§ **What is expected**: Please pull out every line that includes the string "Move".

(Dataset records)
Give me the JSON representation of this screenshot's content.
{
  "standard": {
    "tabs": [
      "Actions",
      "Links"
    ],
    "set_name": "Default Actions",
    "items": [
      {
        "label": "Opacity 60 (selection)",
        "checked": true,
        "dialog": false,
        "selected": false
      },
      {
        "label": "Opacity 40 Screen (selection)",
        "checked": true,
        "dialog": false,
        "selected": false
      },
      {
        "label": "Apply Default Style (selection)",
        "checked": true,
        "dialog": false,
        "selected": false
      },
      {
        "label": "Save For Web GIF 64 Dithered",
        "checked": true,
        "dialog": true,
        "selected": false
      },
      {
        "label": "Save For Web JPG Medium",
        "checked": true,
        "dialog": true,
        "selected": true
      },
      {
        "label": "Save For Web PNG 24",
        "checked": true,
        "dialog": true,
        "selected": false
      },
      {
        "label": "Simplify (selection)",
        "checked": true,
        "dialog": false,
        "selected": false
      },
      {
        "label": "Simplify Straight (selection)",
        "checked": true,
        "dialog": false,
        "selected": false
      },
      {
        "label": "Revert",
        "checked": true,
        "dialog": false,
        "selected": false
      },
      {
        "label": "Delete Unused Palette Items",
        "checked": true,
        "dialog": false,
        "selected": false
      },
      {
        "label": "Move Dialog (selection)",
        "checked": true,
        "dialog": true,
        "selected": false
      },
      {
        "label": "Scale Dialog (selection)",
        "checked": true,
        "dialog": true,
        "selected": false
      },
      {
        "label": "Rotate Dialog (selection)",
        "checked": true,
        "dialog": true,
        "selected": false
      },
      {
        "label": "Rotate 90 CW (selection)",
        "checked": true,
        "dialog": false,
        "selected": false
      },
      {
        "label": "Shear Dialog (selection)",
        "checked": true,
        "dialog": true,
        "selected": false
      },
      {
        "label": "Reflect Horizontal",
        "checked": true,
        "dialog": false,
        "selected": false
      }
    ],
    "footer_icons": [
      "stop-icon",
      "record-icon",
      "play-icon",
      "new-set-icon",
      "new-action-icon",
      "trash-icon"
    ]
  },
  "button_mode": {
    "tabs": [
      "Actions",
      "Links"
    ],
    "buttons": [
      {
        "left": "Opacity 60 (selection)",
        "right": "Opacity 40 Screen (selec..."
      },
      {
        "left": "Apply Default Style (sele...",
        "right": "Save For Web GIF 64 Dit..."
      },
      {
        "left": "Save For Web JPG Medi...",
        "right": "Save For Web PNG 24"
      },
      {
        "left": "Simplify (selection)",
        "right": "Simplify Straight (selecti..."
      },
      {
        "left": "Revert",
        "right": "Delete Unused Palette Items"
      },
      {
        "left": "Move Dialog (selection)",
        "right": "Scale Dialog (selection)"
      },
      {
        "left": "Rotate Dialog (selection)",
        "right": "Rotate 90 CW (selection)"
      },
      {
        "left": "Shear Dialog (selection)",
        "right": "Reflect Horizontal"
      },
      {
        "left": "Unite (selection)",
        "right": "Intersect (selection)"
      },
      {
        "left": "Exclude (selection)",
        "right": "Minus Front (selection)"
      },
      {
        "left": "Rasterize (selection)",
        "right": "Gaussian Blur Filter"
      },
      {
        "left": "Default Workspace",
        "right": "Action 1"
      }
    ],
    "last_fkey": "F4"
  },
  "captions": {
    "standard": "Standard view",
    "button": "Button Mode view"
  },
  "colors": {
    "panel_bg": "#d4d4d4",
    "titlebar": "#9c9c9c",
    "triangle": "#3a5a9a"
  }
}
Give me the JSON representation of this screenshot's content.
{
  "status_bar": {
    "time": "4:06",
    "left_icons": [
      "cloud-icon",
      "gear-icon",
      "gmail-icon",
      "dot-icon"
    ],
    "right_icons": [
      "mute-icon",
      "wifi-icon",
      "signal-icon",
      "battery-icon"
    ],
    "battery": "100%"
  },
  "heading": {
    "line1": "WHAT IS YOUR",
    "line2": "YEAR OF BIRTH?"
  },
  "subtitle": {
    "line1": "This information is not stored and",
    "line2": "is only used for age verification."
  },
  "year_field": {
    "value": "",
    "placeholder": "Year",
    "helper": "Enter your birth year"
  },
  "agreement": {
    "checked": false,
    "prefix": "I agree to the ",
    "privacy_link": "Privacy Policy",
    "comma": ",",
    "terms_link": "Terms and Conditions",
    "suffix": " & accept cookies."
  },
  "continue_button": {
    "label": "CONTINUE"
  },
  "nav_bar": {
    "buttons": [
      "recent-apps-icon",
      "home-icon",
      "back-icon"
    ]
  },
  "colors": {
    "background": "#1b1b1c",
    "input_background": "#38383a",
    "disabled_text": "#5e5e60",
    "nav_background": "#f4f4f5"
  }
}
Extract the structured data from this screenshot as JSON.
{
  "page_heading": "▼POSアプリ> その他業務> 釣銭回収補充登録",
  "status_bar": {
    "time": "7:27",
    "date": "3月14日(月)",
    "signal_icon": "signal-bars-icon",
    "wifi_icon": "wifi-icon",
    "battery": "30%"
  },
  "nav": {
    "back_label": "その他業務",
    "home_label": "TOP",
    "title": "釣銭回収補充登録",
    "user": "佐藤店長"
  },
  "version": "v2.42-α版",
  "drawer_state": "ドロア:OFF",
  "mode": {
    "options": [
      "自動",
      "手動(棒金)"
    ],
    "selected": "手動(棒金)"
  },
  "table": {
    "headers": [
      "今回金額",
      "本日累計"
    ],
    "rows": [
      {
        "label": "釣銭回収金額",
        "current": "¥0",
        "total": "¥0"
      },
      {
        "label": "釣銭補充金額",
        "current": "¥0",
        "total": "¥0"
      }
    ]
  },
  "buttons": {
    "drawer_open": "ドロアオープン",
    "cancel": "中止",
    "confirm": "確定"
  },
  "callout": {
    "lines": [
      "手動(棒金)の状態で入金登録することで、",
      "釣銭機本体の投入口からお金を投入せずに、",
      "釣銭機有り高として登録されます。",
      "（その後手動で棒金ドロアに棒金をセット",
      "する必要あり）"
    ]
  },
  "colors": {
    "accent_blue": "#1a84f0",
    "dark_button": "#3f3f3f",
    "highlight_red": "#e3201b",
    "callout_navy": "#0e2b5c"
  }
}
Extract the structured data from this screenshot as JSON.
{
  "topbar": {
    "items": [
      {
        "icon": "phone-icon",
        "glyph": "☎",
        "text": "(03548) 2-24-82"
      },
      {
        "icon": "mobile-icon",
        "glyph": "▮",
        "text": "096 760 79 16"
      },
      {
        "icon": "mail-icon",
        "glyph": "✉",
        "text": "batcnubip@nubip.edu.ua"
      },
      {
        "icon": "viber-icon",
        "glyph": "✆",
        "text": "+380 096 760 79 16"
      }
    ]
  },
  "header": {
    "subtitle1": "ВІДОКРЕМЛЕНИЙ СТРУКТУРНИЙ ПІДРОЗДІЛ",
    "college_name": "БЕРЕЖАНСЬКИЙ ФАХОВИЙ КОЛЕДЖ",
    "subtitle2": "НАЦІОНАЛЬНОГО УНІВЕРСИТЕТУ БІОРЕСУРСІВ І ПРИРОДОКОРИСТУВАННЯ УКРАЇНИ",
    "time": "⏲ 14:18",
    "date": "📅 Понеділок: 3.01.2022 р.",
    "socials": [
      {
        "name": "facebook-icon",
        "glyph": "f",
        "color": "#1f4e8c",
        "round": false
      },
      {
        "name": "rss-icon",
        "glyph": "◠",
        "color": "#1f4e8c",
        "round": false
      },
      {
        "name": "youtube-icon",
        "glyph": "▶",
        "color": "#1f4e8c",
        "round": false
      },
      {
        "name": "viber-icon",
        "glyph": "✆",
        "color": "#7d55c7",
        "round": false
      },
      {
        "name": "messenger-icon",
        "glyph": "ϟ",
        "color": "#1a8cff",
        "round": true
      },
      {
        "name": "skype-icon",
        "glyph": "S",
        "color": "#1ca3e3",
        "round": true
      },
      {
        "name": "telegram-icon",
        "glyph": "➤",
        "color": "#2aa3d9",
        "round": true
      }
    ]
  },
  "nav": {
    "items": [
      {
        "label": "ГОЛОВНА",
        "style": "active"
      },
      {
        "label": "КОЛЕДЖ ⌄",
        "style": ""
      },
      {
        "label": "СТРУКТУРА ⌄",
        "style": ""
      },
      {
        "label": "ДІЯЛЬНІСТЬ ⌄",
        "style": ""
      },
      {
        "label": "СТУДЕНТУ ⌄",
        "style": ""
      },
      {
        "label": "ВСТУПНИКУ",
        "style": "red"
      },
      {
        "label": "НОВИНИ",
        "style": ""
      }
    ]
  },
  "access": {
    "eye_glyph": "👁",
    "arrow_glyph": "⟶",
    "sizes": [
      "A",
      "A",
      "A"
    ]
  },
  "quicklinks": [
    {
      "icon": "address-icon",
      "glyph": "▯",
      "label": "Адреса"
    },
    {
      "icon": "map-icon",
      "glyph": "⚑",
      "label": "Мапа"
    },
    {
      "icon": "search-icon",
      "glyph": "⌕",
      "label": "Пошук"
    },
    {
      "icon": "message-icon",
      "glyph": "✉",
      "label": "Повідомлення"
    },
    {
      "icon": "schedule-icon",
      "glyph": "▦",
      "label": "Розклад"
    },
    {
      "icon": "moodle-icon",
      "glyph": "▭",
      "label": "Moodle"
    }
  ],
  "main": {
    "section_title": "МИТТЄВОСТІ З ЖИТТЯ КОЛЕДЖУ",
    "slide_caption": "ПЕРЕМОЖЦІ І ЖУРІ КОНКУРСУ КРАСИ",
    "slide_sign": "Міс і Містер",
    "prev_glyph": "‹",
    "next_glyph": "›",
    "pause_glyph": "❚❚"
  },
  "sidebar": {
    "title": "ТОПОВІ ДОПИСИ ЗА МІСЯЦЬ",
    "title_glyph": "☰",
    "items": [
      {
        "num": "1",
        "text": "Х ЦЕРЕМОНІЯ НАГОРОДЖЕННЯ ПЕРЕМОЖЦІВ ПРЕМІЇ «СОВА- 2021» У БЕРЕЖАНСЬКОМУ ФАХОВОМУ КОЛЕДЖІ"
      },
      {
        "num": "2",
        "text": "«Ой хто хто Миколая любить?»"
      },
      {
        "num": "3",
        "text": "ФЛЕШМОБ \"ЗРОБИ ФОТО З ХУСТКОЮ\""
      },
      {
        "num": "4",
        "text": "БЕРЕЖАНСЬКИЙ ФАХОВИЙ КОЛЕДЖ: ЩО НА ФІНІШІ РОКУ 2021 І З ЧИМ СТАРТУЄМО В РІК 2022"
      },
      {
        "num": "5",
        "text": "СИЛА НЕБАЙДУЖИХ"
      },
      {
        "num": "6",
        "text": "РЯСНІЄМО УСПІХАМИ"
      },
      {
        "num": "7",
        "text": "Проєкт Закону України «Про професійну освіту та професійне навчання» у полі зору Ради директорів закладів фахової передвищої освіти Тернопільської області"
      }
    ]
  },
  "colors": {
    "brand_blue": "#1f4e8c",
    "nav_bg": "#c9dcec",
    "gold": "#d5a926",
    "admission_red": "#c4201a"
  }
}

§ **Correct response**:
        "label": "Move Dialog (selection)",
        "left": "Move Dialog (selection)",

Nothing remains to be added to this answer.